--- BEGIN Input material ---

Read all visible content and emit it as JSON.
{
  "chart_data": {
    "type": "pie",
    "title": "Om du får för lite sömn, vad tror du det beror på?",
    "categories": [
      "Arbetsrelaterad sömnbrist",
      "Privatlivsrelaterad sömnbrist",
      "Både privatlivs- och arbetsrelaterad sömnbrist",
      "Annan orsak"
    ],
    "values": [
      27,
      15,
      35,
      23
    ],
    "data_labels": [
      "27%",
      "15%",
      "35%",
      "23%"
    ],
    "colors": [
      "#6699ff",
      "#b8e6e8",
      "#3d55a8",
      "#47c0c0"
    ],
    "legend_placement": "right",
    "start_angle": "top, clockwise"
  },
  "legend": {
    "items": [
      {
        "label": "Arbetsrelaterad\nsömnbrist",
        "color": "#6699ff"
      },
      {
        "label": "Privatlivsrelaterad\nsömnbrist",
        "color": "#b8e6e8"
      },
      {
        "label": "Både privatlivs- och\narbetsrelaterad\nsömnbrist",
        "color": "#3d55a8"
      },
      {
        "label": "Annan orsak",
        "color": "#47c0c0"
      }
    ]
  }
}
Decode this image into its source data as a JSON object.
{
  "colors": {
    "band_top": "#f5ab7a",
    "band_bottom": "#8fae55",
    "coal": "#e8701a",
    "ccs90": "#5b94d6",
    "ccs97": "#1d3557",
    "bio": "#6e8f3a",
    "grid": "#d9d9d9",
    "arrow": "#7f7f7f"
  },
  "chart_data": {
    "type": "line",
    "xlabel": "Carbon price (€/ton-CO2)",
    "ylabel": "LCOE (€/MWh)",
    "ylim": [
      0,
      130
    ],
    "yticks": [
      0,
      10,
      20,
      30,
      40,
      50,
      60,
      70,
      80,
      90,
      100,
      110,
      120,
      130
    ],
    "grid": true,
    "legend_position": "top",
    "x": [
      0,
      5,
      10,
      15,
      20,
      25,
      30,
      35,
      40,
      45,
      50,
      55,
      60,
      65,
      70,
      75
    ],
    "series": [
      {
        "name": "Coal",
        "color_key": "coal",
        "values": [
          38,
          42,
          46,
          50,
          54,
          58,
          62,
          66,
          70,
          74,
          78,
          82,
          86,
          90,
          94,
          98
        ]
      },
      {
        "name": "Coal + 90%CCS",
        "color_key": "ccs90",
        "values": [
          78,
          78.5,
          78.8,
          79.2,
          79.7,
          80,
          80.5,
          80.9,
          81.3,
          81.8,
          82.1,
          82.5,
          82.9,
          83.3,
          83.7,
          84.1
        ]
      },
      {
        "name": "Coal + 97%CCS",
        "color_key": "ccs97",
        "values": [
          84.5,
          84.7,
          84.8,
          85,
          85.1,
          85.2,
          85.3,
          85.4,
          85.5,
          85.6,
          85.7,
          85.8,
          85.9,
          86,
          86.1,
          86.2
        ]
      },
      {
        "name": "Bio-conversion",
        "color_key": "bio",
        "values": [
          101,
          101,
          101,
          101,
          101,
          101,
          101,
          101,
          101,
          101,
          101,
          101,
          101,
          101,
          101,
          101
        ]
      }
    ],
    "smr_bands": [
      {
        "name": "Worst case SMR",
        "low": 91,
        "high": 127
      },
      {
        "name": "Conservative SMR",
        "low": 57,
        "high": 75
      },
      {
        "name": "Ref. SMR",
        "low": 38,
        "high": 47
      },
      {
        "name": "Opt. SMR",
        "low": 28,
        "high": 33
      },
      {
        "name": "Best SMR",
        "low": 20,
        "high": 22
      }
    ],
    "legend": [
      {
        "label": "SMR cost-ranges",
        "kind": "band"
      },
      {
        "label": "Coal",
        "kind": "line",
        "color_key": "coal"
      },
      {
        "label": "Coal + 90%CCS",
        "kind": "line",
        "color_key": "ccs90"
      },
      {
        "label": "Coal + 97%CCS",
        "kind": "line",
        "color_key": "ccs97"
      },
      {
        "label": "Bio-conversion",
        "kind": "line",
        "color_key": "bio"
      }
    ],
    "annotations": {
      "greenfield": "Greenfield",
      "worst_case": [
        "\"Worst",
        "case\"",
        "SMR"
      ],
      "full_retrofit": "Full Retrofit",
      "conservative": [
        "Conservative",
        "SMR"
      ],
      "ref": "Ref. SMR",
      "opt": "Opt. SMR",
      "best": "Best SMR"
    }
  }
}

--- END Input material ---

**Short exercise**:
Search the preceding listing for the word "high" and pull out every line that holds it.

**Completed exercise**:
        "high": 127
        "high": 75
        "high": 47
        "high": 33
        "high": 22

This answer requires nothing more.